▸ **EXERCISE REQUIREMENTS**: Review the material line by line. Identify and copy every line that contains the string "отчет".

▸ **INFORMATION SUPPLIED**:
-*-*-
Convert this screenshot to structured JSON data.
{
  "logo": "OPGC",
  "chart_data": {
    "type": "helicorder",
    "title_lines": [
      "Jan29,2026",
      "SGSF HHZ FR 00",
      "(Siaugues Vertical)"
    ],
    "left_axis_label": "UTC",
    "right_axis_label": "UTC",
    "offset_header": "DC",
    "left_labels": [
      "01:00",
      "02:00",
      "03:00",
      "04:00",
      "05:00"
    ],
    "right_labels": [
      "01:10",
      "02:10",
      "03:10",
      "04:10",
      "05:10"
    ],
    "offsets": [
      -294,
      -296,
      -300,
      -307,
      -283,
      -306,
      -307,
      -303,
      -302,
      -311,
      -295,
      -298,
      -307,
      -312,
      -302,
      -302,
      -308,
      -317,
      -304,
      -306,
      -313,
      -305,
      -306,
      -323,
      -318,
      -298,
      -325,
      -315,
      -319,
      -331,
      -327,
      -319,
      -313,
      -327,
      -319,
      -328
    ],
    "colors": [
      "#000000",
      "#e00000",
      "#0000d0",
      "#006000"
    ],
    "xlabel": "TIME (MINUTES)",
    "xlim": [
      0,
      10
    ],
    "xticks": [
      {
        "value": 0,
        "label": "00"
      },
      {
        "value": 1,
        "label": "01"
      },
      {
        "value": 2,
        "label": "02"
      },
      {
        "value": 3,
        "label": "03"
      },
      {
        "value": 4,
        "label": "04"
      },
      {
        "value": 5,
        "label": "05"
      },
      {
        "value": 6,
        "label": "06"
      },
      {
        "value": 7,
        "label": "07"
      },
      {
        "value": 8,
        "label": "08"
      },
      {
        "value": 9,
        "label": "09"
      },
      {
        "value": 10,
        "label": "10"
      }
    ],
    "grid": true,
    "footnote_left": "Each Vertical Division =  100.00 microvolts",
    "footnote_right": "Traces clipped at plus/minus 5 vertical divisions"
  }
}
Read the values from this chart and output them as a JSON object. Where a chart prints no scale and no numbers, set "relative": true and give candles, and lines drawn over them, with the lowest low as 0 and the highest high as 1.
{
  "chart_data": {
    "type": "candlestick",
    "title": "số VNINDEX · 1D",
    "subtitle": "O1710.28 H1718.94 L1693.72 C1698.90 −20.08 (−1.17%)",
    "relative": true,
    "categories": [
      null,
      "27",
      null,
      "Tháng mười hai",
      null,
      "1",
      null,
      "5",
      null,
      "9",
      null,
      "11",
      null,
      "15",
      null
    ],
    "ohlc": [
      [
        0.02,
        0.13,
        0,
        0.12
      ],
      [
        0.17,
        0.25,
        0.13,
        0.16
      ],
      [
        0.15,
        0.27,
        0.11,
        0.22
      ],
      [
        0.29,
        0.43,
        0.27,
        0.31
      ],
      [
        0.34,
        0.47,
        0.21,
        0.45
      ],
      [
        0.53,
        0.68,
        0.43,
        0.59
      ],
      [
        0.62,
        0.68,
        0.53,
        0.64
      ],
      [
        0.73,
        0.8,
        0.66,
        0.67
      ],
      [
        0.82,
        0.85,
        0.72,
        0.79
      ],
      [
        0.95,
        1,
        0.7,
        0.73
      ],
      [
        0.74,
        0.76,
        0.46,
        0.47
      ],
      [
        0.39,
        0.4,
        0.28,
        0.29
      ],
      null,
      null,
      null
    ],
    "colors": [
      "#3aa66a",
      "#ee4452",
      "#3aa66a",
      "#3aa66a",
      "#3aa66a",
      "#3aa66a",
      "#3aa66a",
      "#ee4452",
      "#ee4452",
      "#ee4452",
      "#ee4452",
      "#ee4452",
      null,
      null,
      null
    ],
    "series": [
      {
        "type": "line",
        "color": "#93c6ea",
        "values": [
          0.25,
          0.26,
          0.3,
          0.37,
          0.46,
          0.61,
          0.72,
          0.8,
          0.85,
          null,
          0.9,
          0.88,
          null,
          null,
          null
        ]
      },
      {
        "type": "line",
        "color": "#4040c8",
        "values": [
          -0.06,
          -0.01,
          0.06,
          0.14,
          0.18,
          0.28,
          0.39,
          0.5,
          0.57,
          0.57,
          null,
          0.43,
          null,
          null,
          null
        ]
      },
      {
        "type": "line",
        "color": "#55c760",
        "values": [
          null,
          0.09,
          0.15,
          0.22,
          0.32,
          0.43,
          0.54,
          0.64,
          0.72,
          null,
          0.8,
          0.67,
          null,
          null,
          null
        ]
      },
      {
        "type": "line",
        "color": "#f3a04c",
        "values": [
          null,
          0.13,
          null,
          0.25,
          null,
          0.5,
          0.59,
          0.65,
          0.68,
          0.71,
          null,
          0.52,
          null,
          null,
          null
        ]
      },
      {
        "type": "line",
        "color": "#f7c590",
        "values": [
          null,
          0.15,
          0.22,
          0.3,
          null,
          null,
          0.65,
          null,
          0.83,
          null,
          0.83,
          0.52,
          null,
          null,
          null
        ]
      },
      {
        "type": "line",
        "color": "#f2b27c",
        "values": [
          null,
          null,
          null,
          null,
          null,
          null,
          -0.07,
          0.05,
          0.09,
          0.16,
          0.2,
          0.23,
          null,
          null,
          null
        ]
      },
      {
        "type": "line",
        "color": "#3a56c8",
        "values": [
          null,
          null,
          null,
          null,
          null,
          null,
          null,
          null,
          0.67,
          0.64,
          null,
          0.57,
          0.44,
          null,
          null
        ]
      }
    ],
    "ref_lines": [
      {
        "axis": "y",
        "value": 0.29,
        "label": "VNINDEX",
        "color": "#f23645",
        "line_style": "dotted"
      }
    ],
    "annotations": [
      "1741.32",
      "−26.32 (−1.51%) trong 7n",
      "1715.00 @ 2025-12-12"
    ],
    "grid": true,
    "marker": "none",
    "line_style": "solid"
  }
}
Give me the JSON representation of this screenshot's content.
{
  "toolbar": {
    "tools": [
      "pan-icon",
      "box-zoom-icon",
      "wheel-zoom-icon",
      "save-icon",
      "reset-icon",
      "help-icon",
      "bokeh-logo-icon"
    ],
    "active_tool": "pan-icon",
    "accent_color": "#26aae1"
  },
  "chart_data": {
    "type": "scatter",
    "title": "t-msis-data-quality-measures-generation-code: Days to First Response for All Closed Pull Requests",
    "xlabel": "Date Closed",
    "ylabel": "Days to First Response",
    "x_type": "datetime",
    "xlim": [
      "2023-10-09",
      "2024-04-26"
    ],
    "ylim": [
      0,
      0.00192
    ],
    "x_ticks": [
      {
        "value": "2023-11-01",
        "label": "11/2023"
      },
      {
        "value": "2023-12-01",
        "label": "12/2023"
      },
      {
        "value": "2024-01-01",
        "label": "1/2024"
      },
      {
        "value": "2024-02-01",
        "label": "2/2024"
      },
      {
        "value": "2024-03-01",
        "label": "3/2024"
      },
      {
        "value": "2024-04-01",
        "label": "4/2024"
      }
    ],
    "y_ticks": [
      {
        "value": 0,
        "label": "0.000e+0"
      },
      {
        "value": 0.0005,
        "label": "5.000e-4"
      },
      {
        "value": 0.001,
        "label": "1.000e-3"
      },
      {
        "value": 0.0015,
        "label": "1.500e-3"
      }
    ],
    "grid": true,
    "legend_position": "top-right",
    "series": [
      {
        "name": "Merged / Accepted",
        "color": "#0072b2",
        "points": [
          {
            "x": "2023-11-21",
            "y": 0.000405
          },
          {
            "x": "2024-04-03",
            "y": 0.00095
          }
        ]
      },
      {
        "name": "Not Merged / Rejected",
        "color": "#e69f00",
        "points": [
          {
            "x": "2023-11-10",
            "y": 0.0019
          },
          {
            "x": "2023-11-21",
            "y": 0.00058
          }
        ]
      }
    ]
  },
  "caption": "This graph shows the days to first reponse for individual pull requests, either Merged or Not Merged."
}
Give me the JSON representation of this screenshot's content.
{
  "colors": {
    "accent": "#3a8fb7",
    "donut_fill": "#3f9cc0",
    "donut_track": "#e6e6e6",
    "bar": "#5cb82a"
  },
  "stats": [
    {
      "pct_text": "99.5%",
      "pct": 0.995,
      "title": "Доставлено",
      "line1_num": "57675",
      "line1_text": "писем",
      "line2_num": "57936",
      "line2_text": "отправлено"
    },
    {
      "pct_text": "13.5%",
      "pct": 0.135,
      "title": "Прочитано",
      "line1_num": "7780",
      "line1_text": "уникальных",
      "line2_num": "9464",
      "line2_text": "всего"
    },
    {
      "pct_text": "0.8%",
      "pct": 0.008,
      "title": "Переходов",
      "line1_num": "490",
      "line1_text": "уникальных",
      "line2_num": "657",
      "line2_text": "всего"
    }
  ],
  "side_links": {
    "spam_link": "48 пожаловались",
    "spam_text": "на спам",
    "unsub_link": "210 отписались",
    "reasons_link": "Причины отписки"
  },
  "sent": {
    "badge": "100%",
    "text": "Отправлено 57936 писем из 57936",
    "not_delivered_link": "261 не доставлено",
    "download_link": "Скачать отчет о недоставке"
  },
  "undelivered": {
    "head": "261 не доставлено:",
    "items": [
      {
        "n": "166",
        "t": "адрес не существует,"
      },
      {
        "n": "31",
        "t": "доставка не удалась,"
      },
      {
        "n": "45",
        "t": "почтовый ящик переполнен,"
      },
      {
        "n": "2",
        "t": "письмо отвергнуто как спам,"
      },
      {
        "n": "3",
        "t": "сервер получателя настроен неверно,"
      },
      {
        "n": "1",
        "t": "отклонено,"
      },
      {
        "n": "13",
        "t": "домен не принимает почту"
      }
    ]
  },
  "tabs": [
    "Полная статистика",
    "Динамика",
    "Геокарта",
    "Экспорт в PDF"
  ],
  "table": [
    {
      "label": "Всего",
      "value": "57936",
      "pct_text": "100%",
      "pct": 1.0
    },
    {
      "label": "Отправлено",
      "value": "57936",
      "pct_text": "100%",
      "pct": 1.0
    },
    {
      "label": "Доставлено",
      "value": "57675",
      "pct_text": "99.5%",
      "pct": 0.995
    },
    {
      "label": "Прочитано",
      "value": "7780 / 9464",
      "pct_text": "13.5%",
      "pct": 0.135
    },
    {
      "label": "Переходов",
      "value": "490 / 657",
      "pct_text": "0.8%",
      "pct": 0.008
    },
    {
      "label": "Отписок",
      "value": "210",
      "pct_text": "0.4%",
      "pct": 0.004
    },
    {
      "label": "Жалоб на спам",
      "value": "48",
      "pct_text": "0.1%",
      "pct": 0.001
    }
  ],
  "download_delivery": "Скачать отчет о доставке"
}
-*-*-
▸ **FINISHED EXERCISE**:
    "download_link": "Скачать отчет о недоставке"
  "download_delivery": "Скачать отчет о доставке"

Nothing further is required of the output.